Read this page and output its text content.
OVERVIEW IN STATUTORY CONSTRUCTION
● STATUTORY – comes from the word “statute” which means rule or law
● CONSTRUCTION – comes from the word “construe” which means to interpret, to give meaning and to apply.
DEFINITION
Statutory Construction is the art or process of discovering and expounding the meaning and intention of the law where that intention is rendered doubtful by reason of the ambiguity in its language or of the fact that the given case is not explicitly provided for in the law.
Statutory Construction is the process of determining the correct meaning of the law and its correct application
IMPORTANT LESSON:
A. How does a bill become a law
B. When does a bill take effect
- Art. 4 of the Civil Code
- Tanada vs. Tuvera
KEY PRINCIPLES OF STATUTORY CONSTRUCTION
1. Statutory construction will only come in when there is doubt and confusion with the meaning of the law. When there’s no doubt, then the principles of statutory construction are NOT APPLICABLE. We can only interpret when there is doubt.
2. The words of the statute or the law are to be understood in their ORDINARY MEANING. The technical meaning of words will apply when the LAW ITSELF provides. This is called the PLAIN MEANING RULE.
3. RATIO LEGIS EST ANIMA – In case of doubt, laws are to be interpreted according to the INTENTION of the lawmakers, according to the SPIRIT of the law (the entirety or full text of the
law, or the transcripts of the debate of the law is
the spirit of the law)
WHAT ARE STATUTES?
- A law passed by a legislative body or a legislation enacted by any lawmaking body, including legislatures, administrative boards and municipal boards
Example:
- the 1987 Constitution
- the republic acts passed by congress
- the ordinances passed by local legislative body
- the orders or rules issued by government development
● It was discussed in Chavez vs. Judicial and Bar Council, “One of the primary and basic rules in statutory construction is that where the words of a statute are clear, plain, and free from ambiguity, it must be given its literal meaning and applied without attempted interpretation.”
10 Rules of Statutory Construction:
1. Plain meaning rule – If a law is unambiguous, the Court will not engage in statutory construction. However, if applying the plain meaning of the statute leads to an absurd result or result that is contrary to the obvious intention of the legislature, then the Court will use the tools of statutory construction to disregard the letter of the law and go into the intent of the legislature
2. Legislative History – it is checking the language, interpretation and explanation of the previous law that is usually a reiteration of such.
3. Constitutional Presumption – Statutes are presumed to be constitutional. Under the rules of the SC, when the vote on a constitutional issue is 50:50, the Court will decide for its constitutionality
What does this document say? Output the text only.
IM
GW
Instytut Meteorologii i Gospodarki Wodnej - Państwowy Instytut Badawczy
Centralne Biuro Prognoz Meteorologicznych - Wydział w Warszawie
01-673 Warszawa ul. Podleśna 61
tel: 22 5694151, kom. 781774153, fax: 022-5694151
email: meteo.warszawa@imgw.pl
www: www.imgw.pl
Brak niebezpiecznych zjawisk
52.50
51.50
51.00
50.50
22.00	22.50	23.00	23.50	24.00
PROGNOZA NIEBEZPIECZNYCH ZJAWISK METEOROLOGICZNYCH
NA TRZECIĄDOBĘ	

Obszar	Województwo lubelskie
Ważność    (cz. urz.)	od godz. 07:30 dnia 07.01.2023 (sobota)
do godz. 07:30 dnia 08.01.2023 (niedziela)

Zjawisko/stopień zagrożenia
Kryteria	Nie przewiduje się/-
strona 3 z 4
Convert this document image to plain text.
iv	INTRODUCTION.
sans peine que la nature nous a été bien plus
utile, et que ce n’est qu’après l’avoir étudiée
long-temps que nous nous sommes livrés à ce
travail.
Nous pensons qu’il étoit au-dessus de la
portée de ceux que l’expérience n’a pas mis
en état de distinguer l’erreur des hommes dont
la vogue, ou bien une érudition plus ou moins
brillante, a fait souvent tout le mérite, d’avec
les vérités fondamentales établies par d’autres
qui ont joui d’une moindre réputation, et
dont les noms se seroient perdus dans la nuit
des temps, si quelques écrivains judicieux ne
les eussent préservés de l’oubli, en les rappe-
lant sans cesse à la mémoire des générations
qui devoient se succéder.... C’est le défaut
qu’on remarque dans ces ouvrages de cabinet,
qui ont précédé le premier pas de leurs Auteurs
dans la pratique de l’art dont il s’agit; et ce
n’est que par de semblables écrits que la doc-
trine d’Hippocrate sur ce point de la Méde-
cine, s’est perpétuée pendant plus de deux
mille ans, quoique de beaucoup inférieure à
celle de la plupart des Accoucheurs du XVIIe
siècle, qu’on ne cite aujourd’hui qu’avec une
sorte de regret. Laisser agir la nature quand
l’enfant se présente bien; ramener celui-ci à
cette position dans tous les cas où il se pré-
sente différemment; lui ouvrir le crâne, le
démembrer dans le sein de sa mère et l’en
········
> Given problem: Where a line of the records above holds the word "means", copy that line.

> Result:
● STATUTORY – comes from the word “statute” which means rule or law
● CONSTRUCTION – comes from the word “construe” which means to interpret, to give meaning and to apply.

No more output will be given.